Go through the data below. Pull out every line that has the word "Dispensable".

RECORDS:

══════

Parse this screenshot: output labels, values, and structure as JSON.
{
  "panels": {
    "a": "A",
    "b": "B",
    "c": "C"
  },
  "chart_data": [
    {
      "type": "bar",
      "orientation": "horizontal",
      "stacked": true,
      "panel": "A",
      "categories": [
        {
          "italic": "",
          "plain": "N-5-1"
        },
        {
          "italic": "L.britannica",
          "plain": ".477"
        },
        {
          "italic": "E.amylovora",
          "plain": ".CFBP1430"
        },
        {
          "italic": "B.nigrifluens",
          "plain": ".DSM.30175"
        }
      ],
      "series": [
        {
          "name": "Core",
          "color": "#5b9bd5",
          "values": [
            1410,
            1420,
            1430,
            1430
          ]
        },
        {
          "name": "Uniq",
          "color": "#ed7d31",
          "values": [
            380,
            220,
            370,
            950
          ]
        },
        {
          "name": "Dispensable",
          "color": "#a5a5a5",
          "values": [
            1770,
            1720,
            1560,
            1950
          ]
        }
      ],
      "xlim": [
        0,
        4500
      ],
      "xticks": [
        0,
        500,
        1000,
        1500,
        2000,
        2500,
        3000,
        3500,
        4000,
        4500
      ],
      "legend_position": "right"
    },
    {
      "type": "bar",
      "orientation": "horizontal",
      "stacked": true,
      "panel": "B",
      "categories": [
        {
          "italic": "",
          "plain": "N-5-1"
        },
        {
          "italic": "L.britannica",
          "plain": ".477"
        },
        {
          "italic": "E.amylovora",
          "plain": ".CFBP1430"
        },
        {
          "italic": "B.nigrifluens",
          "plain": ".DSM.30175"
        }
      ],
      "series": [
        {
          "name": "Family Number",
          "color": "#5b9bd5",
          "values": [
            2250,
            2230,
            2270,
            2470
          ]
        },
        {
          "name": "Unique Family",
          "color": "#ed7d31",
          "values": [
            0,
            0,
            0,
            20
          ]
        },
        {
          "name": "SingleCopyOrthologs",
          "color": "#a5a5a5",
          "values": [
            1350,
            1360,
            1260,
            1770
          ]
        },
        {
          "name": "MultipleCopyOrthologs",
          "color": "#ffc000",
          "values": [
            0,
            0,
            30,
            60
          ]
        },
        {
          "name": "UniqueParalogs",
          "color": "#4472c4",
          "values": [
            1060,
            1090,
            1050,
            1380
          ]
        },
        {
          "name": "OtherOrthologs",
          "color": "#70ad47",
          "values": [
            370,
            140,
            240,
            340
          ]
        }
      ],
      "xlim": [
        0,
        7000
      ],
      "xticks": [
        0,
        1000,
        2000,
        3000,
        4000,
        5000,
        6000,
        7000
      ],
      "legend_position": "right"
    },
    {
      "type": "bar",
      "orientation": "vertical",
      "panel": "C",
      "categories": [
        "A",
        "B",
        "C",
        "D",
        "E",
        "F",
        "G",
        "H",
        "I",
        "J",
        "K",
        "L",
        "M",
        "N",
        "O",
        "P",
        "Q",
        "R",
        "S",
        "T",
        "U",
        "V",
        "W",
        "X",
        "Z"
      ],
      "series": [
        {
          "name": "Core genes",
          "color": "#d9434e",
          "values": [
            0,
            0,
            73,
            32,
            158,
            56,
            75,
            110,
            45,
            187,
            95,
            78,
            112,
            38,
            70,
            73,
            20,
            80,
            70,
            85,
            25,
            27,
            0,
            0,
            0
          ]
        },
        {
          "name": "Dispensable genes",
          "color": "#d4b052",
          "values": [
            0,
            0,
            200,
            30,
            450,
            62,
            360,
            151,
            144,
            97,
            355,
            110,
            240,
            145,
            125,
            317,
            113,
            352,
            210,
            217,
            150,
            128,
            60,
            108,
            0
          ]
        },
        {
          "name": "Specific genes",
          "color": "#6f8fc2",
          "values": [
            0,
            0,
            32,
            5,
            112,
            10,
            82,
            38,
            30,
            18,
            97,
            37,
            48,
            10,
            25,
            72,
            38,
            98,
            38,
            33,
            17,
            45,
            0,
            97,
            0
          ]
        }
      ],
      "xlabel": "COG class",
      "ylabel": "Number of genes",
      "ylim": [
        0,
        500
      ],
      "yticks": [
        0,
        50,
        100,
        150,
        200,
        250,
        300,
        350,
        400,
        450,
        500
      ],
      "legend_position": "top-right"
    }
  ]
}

══════

WRITTEN RESPONSE:
          "name": "Dispensable",
          "name": "Dispensable genes",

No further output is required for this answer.